Going through the material below, please gather all lines with the word "Продолжение" in them.

# Source material:
** BEGIN **

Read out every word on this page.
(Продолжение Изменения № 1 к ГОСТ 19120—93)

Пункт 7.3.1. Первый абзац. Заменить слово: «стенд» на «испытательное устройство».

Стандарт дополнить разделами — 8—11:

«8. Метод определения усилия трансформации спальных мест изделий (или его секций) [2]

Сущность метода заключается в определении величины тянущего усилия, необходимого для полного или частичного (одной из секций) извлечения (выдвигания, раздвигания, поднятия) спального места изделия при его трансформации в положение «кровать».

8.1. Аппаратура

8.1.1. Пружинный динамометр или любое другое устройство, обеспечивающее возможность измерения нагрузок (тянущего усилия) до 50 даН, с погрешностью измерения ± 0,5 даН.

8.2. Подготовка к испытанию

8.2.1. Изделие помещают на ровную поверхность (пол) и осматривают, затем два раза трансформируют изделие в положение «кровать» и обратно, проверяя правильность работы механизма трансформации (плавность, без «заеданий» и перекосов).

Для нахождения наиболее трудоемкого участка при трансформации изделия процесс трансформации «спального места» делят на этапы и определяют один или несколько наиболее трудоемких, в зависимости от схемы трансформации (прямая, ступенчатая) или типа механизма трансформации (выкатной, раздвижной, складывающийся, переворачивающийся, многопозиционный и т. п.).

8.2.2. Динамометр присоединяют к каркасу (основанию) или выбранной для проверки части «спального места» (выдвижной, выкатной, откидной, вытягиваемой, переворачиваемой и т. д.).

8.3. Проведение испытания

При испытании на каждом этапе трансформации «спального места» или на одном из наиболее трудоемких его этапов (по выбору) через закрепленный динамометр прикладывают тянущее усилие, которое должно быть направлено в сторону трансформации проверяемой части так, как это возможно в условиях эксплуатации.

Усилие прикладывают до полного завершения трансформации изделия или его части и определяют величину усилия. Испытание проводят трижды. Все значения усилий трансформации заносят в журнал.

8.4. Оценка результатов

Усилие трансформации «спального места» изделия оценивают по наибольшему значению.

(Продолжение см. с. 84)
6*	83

** END **

# Answer to this task:
(Продолжение Изменения № 1 к ГОСТ 19120—93)
(Продолжение см. с. 84)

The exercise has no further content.